ENTRIES SUPPLIED:
☆ ☆ ☆
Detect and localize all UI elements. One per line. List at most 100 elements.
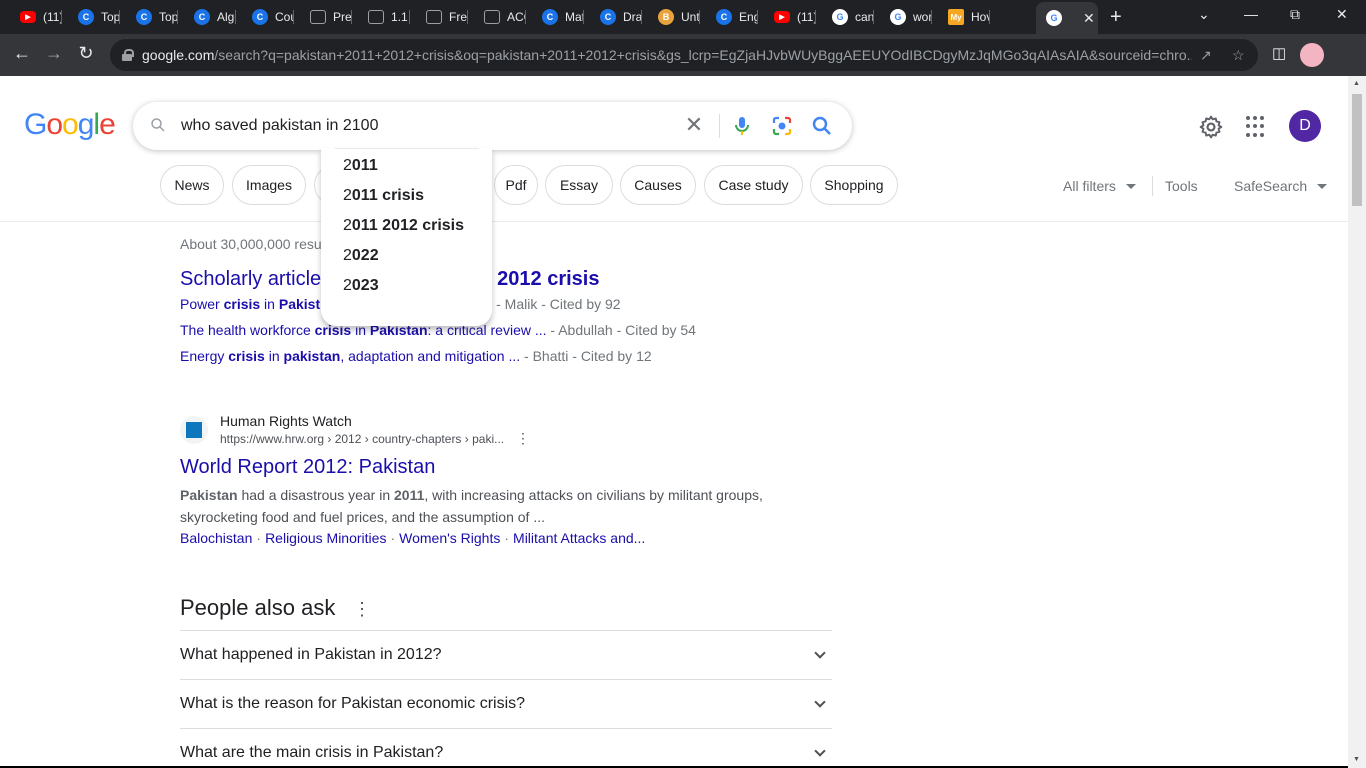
browser-tab[interactable]: C Mat (526, 4, 584, 30)
page-scrollbar[interactable]: ▲ ▼ (1348, 76, 1366, 768)
search-divider (719, 114, 720, 138)
tab-title: Prea (333, 10, 352, 24)
all-filters-button[interactable]: All filters (1063, 178, 1136, 194)
browser-tab[interactable]: C Alge (178, 4, 236, 30)
forward-icon[interactable]: → (42, 43, 66, 64)
site-url[interactable]: https://www.hrw.org › 2012 › country-cha… (220, 432, 504, 446)
result-stats: About 30,000,000 resu (180, 236, 322, 252)
tab-title: Hov (971, 10, 990, 24)
tab-title: Free (449, 10, 468, 24)
c-icon: C (194, 9, 210, 25)
scroll-up-icon[interactable]: ▲ (1353, 80, 1360, 87)
c-icon: C (542, 9, 558, 25)
filter-chip-pdf[interactable]: Pdf (494, 165, 538, 205)
browser-tab[interactable]: C Eng (700, 4, 758, 30)
browser-tab[interactable]: C Dra (584, 4, 642, 30)
tools-button[interactable]: Tools (1165, 178, 1198, 194)
active-browser-tab[interactable]: G ✕ (1036, 2, 1098, 34)
restore-icon[interactable]: ⧉ (1290, 6, 1300, 23)
scroll-down-icon[interactable]: ▼ (1353, 756, 1360, 763)
browser-tab[interactable]: Gwor (874, 4, 932, 30)
filter-chip-images[interactable]: Images (232, 165, 306, 205)
tab-strip: ▶(11)CTopCTopCAlgeCCouPrea1.1 IFreeACCCM… (0, 0, 1366, 34)
browser-tab[interactable]: 1.1 I (352, 4, 410, 30)
autocomplete-suggestion[interactable]: 2011 (343, 157, 378, 175)
browser-tab[interactable]: C Cou (236, 4, 294, 30)
chevron-down-icon[interactable]: ⌄ (1198, 6, 1210, 23)
my-icon: My (948, 9, 964, 25)
autocomplete-suggestion[interactable]: 2022 (343, 247, 379, 265)
chevron-down-icon (814, 647, 826, 659)
browser-tab[interactable]: B Unt (642, 4, 700, 30)
minimize-icon[interactable]: — (1244, 6, 1258, 22)
browser-tab[interactable]: Free (410, 4, 468, 30)
browser-tab[interactable]: C Top (120, 4, 178, 30)
side-panel-icon[interactable]: ◫ (1272, 44, 1286, 62)
more-options-icon[interactable]: ⋮ (516, 430, 530, 447)
more-options-icon[interactable]: ⋮ (353, 599, 371, 620)
microphone-icon[interactable] (730, 114, 754, 138)
browser-tab[interactable]: C Top (62, 4, 120, 30)
tab-title: Top (159, 10, 178, 24)
back-icon[interactable]: ← (10, 43, 34, 64)
people-also-ask-title: People also ask (180, 595, 336, 620)
share-icon[interactable]: ↗ (1200, 47, 1212, 64)
sitelink[interactable]: Militant Attacks and... (513, 530, 645, 546)
reload-icon[interactable]: ↻ (74, 43, 98, 64)
safesearch-button[interactable]: SafeSearch (1234, 178, 1328, 194)
autocomplete-dropdown: 2011 2011 crisis 2011 2012 crisis 2022 2023 (321, 148, 492, 326)
url-text[interactable]: google.com/search?q=pakistan+2011+2012+c… (142, 47, 1192, 63)
scholarly-article-row[interactable]: Energy crisis in pakistan, adaptation an… (180, 348, 652, 364)
browser-tab[interactable]: My Hov (932, 4, 990, 30)
tab-title: (11) (797, 10, 816, 24)
google-apps-icon[interactable] (1246, 116, 1268, 138)
people-also-ask-item[interactable]: What happened in Pakistan in 2012? (180, 630, 832, 679)
site-name[interactable]: Human Rights Watch (220, 413, 352, 429)
browser-tab[interactable]: Prea (294, 4, 352, 30)
clear-search-icon[interactable]: ✕ (681, 112, 707, 138)
browser-tab[interactable]: ▶ (11) (4, 4, 62, 30)
search-submit-icon[interactable] (810, 114, 834, 138)
people-also-ask-item[interactable]: What is the reason for Pakistan economic… (180, 679, 832, 728)
autocomplete-suggestion[interactable]: 2011 2012 crisis (343, 217, 464, 235)
close-tab-icon[interactable]: ✕ (1083, 10, 1095, 27)
new-tab-icon[interactable]: + (1110, 6, 1122, 29)
c-icon: C (136, 9, 152, 25)
browser-profile-avatar[interactable] (1300, 43, 1324, 67)
filter-chip-case-study[interactable]: Case study (704, 165, 803, 205)
account-avatar[interactable]: D (1289, 110, 1321, 142)
browser-tab[interactable]: Gcan (816, 4, 874, 30)
filter-chip-news[interactable]: News (160, 165, 224, 205)
people-also-ask-item[interactable]: What are the main crisis in Pakistan? (180, 728, 832, 768)
result-snippet: Pakistan had a disastrous year in 2011, … (180, 487, 763, 525)
sitelink[interactable]: Women's Rights (399, 530, 500, 546)
dropdown-divider (335, 148, 479, 149)
tab-title: Dra (623, 10, 642, 24)
search-box: ✕ (133, 102, 852, 150)
scrollbar-thumb[interactable] (1352, 94, 1362, 206)
lock-icon[interactable] (122, 49, 134, 61)
sitelink[interactable]: Balochistan (180, 530, 252, 546)
chevron-down-icon (1125, 184, 1136, 189)
result-title[interactable]: World Report 2012: Pakistan (180, 456, 435, 479)
browser-tab[interactable]: ACC (468, 4, 526, 30)
filter-chip-essay[interactable]: Essay (545, 165, 613, 205)
google-icon: G (832, 9, 848, 25)
bookmark-star-icon[interactable]: ☆ (1232, 47, 1245, 64)
settings-gear-icon[interactable] (1198, 114, 1224, 140)
close-window-icon[interactable]: ✕ (1336, 6, 1348, 23)
search-input[interactable] (181, 114, 661, 138)
browser-tab[interactable]: ▶ (11) (758, 4, 816, 30)
book-icon (368, 10, 384, 24)
autocomplete-suggestion[interactable]: 2011 crisis (343, 187, 424, 205)
filter-chip-shopping[interactable]: Shopping (810, 165, 898, 205)
autocomplete-suggestion[interactable]: 2023 (343, 277, 379, 295)
filter-chip-causes[interactable]: Causes (620, 165, 696, 205)
sitelink[interactable]: Religious Minorities (265, 530, 386, 546)
question-text: What is the reason for Pakistan economic… (180, 695, 526, 712)
address-bar[interactable]: google.com/search?q=pakistan+2011+2012+c… (110, 39, 1258, 71)
google-logo[interactable]: Google (24, 108, 116, 142)
tab-title: Cou (275, 10, 294, 24)
lens-camera-icon[interactable] (770, 114, 794, 138)
youtube-icon: ▶ (774, 11, 790, 23)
☆ ☆ ☆
WORK TO COMPLETE: Reproduce every item above verbatim, line by line, omitting the pictures.

TASK ANSWER:
Detect and localize all UI elements. One per line. List at most 100 elements.
browser-tab[interactable]: C Mat (526, 4, 584, 30)
page-scrollbar[interactable]: ▲ ▼ (1348, 76, 1366, 768)
search-divider (719, 114, 720, 138)
tab-title: Prea (333, 10, 352, 24)
all-filters-button[interactable]: All filters (1063, 178, 1136, 194)
browser-tab[interactable]: C Alge (178, 4, 236, 30)
forward-icon[interactable]: → (42, 43, 66, 64)
site-url[interactable]: https://www.hrw.org › 2012 › country-cha… (220, 432, 504, 446)
result-stats: About 30,000,000 resu (180, 236, 322, 252)
tab-title: Hov (971, 10, 990, 24)
tab-title: Free (449, 10, 468, 24)
c-icon: C (194, 9, 210, 25)
scroll-up-icon[interactable]: ▲ (1353, 80, 1360, 87)
c-icon: C (542, 9, 558, 25)
filter-chip-pdf[interactable]: Pdf (494, 165, 538, 205)
browser-tab[interactable]: C Eng (700, 4, 758, 30)
browser-tab[interactable]: C Dra (584, 4, 642, 30)
tools-button[interactable]: Tools (1165, 178, 1198, 194)
active-browser-tab[interactable]: G ✕ (1036, 2, 1098, 34)
restore-icon[interactable]: ⧉ (1290, 6, 1300, 23)
scroll-down-icon[interactable]: ▼ (1353, 756, 1360, 763)
browser-tab[interactable]: Gwor (874, 4, 932, 30)
filter-chip-images[interactable]: Images (232, 165, 306, 205)
tab-strip: ▶(11)CTopCTopCAlgeCCouPrea1.1 IFreeACCCM… (0, 0, 1366, 34)
browser-tab[interactable]: 1.1 I (352, 4, 410, 30)
autocomplete-suggestion[interactable]: 2011 (343, 157, 378, 175)
browser-tab[interactable]: C Cou (236, 4, 294, 30)
chevron-down-icon[interactable]: ⌄ (1198, 6, 1210, 23)
my-icon: My (948, 9, 964, 25)
autocomplete-suggestion[interactable]: 2022 (343, 247, 379, 265)
chevron-down-icon (814, 647, 826, 659)
browser-tab[interactable]: B Unt (642, 4, 700, 30)
minimize-icon[interactable]: — (1244, 6, 1258, 22)
browser-tab[interactable]: Free (410, 4, 468, 30)
browser-tab[interactable]: C Top (120, 4, 178, 30)
side-panel-icon[interactable]: ◫ (1272, 44, 1286, 62)
more-options-icon[interactable]: ⋮ (516, 430, 530, 447)
more-options-icon[interactable]: ⋮ (353, 599, 371, 620)
microphone-icon[interactable] (730, 114, 754, 138)
browser-tab[interactable]: C Top (62, 4, 120, 30)
tab-title: Top (159, 10, 178, 24)
back-icon[interactable]: ← (10, 43, 34, 64)
people-also-ask-title: People also ask (180, 595, 336, 620)
share-icon[interactable]: ↗ (1200, 47, 1212, 64)
sitelink[interactable]: Militant Attacks and... (513, 530, 645, 546)
reload-icon[interactable]: ↻ (74, 43, 98, 64)
safesearch-button[interactable]: SafeSearch (1234, 178, 1328, 194)
autocomplete-dropdown: 2011 2011 crisis 2011 2012 crisis 2022 2023 (321, 148, 492, 326)
url-text[interactable]: google.com/search?q=pakistan+2011+2012+c… (142, 47, 1192, 63)
scholarly-article-row[interactable]: Energy crisis in pakistan, adaptation an… (180, 348, 652, 364)
browser-tab[interactable]: My Hov (932, 4, 990, 30)
tab-title: (11) (797, 10, 816, 24)
google-apps-icon[interactable] (1246, 116, 1268, 138)
people-also-ask-item[interactable]: What happened in Pakistan in 2012? (180, 630, 832, 679)
site-name[interactable]: Human Rights Watch (220, 413, 352, 429)
browser-tab[interactable]: Prea (294, 4, 352, 30)
clear-search-icon[interactable]: ✕ (681, 112, 707, 138)
browser-tab[interactable]: ▶ (11) (4, 4, 62, 30)
search-submit-icon[interactable] (810, 114, 834, 138)
people-also-ask-item[interactable]: What is the reason for Pakistan economic… (180, 679, 832, 728)
autocomplete-suggestion[interactable]: 2011 2012 crisis (343, 217, 464, 235)
close-tab-icon[interactable]: ✕ (1083, 10, 1095, 27)
new-tab-icon[interactable]: + (1110, 6, 1122, 29)
c-icon: C (136, 9, 152, 25)
browser-profile-avatar[interactable] (1300, 43, 1324, 67)
filter-chip-case-study[interactable]: Case study (704, 165, 803, 205)
account-avatar[interactable]: D (1289, 110, 1321, 142)
browser-tab[interactable]: Gcan (816, 4, 874, 30)
filter-chip-news[interactable]: News (160, 165, 224, 205)
people-also-ask-item[interactable]: What are the main crisis in Pakistan? (180, 728, 832, 768)
result-snippet: Pakistan had a disastrous year in 2011, … (180, 487, 763, 525)
sitelink[interactable]: Women's Rights (399, 530, 500, 546)
dropdown-divider (335, 148, 479, 149)
tab-title: Dra (623, 10, 642, 24)
search-box: ✕ (133, 102, 852, 150)
scrollbar-thumb[interactable] (1352, 94, 1362, 206)
lock-icon[interactable] (122, 49, 134, 61)
sitelink[interactable]: Balochistan (180, 530, 252, 546)
chevron-down-icon (1125, 184, 1136, 189)
result-title[interactable]: World Report 2012: Pakistan (180, 456, 435, 479)
browser-tab[interactable]: ACC (468, 4, 526, 30)
filter-chip-essay[interactable]: Essay (545, 165, 613, 205)
google-icon: G (832, 9, 848, 25)
bookmark-star-icon[interactable]: ☆ (1232, 47, 1245, 64)
settings-gear-icon[interactable] (1198, 114, 1224, 140)
close-window-icon[interactable]: ✕ (1336, 6, 1348, 23)
search-input[interactable] (181, 114, 661, 138)
browser-tab[interactable]: ▶ (11) (758, 4, 816, 30)
book-icon (368, 10, 384, 24)
autocomplete-suggestion[interactable]: 2011 crisis (343, 187, 424, 205)
filter-chip-shopping[interactable]: Shopping (810, 165, 898, 205)
autocomplete-suggestion[interactable]: 2023 (343, 277, 379, 295)
filter-chip-causes[interactable]: Causes (620, 165, 696, 205)
sitelink[interactable]: Religious Minorities (265, 530, 386, 546)
question-text: What is the reason for Pakistan economic… (180, 695, 526, 712)
address-bar[interactable]: google.com/search?q=pakistan+2011+2012+c… (110, 39, 1258, 71)
google-logo[interactable]: Google (24, 108, 116, 142)
tab-title: Cou (275, 10, 294, 24)
lens-camera-icon[interactable] (770, 114, 794, 138)
youtube-icon: ▶ (774, 11, 790, 23)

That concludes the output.